● EXTRACTED RECORDS:
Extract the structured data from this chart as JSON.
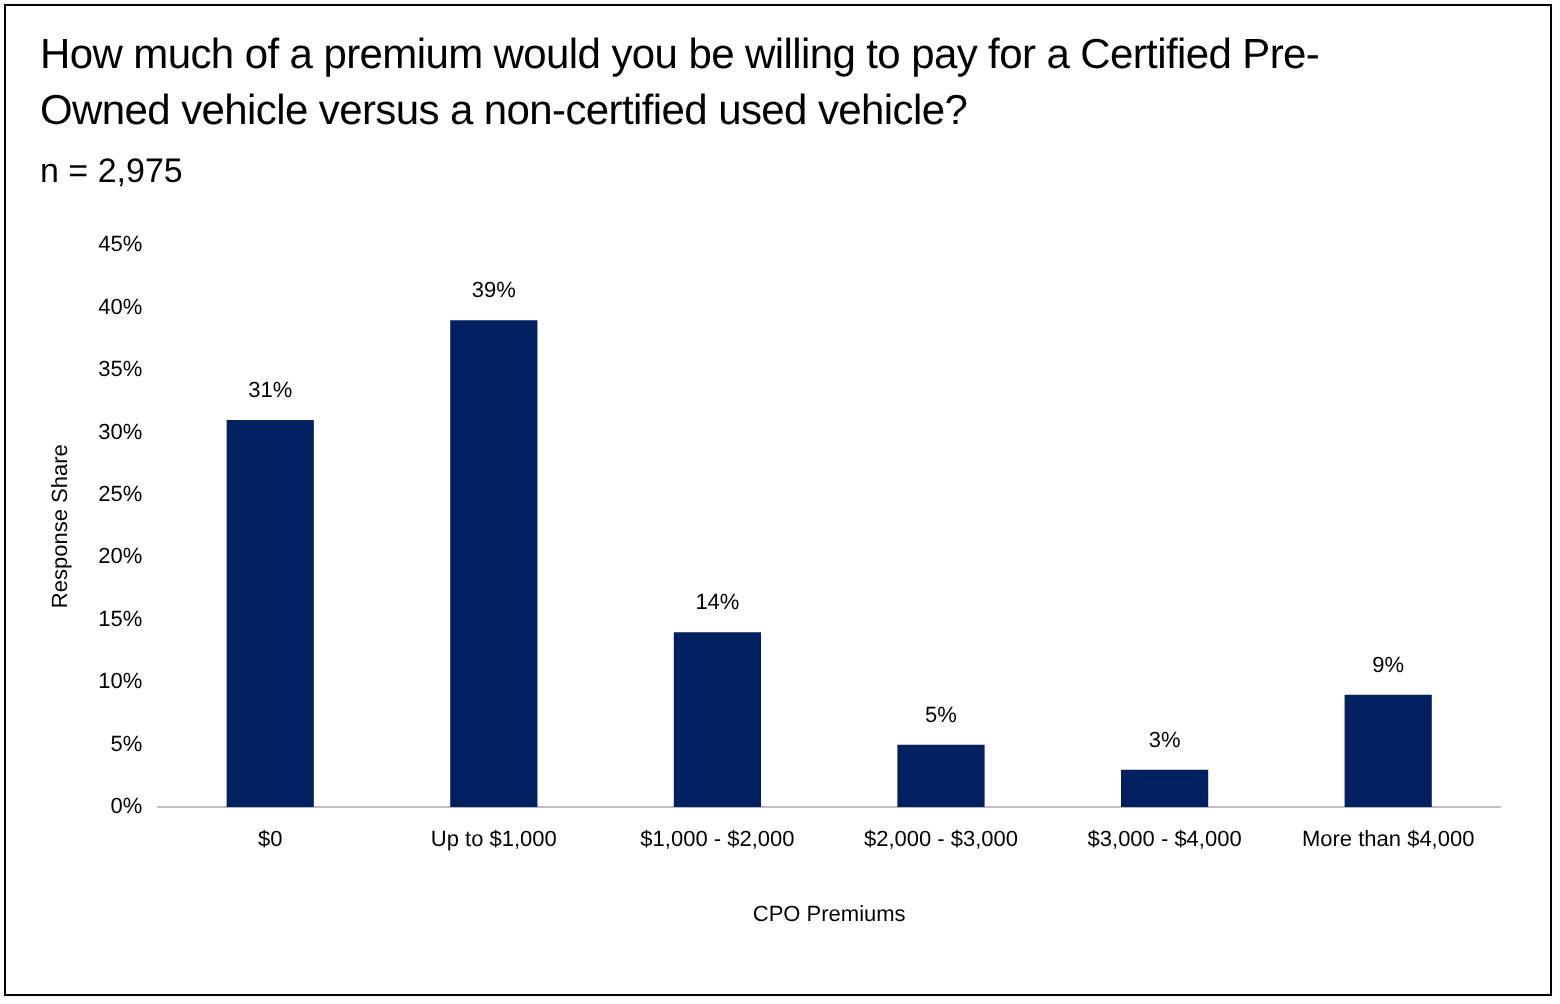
{
  "chart_data": {
    "type": "bar",
    "title": "How much of a premium would you be willing to pay for a Certified Pre-Owned vehicle versus a non-certified used vehicle?",
    "subtitle": "n = 2,975",
    "xlabel": "CPO Premiums",
    "ylabel": "Response Share",
    "categories": [
      "$0",
      "Up to $1,000",
      "$1,000 - $2,000",
      "$2,000 - $3,000",
      "$3,000 - $4,000",
      "More than $4,000"
    ],
    "values": [
      31,
      39,
      14,
      5,
      3,
      9
    ],
    "color": "#002060",
    "value_labels": [
      "31%",
      "39%",
      "14%",
      "5%",
      "3%",
      "9%"
    ],
    "ylim": [
      0,
      45
    ],
    "yticks": [
      {
        "value": 0,
        "label": "0%"
      },
      {
        "value": 5,
        "label": "5%"
      },
      {
        "value": 10,
        "label": "10%"
      },
      {
        "value": 15,
        "label": "15%"
      },
      {
        "value": 20,
        "label": "20%"
      },
      {
        "value": 25,
        "label": "25%"
      },
      {
        "value": 30,
        "label": "30%"
      },
      {
        "value": 35,
        "label": "35%"
      },
      {
        "value": 40,
        "label": "40%"
      },
      {
        "value": 45,
        "label": "45%"
      }
    ],
    "grid": false,
    "legend": false
  }
}
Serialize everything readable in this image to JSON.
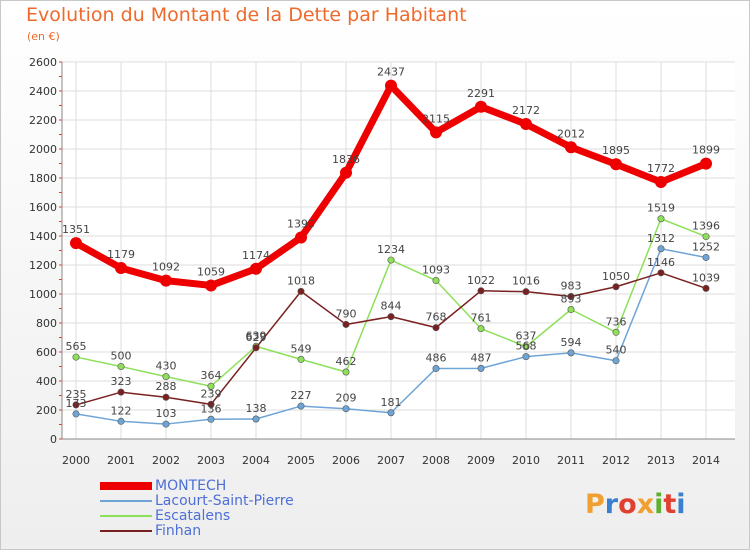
{
  "header": {
    "title": "Evolution du Montant de la Dette par Habitant",
    "unit": "(en €)"
  },
  "logo": {
    "text": "Proxiti",
    "letters": [
      "P",
      "r",
      "o",
      "x",
      "i",
      "t",
      "i"
    ],
    "colors": [
      "#f0a030",
      "#3a7fd0",
      "#e04030",
      "#f0a030",
      "#60b030",
      "#e04030",
      "#3a7fd0"
    ]
  },
  "chart_data": {
    "type": "line",
    "title": "Evolution du Montant de la Dette par Habitant",
    "ylabel": "(en €)",
    "x": [
      "2000",
      "2001",
      "2002",
      "2003",
      "2004",
      "2005",
      "2006",
      "2007",
      "2008",
      "2009",
      "2010",
      "2011",
      "2012",
      "2013",
      "2014"
    ],
    "ylim": [
      0,
      2600
    ],
    "yticks": [
      0,
      200,
      400,
      600,
      800,
      1000,
      1200,
      1400,
      1600,
      1800,
      2000,
      2200,
      2400,
      2600
    ],
    "grid": true,
    "legend_position": "bottom-left",
    "series": [
      {
        "name": "MONTECH",
        "color": "#ee0000",
        "values": [
          1351,
          1179,
          1092,
          1059,
          1174,
          1390,
          1836,
          2437,
          2115,
          2291,
          2172,
          2012,
          1895,
          1772,
          1899
        ],
        "labels": [
          "1351",
          "1179",
          "1092",
          "1059",
          "1174",
          "1390",
          "1836",
          "2437",
          "2115",
          "2291",
          "2172",
          "2012",
          "1895",
          "1772",
          "1899"
        ]
      },
      {
        "name": "Lacourt-Saint-Pierre",
        "color": "#6fa5d6",
        "values": [
          173,
          122,
          103,
          136,
          138,
          227,
          209,
          181,
          486,
          487,
          568,
          594,
          540,
          1312,
          1252
        ],
        "labels": [
          "173",
          "122",
          "103",
          "136",
          "138",
          "227",
          "209",
          "181",
          "486",
          "487",
          "568",
          "594",
          "540",
          "1312",
          "1252"
        ]
      },
      {
        "name": "Escatalens",
        "color": "#8ee05a",
        "values": [
          565,
          500,
          430,
          364,
          639,
          549,
          462,
          1234,
          1093,
          761,
          637,
          893,
          736,
          1519,
          1396
        ],
        "labels": [
          "565",
          "500",
          "430",
          "364",
          "639",
          "549",
          "462",
          "1234",
          "1093",
          "761",
          "637",
          "893",
          "736",
          "1519",
          "1396"
        ]
      },
      {
        "name": "Finhan",
        "color": "#7a2020",
        "values": [
          235,
          323,
          288,
          239,
          629,
          1018,
          790,
          844,
          768,
          1022,
          1016,
          983,
          1050,
          1146,
          1039
        ],
        "labels": [
          "235",
          "323",
          "288",
          "239",
          "629",
          "1018",
          "790",
          "844",
          "768",
          "1022",
          "1016",
          "983",
          "1050",
          "1146",
          "1039"
        ]
      }
    ]
  }
}
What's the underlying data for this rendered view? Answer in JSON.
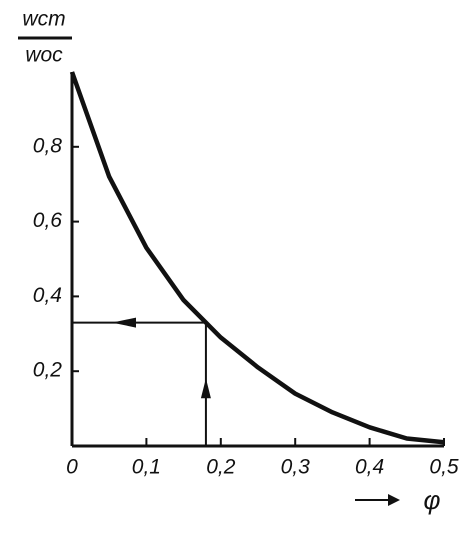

● EXERCISE DIRECTIONS: Each line above that includes "this" counts once; state the total and nothing more.

● ANSWER TO THE EXERCISE: 3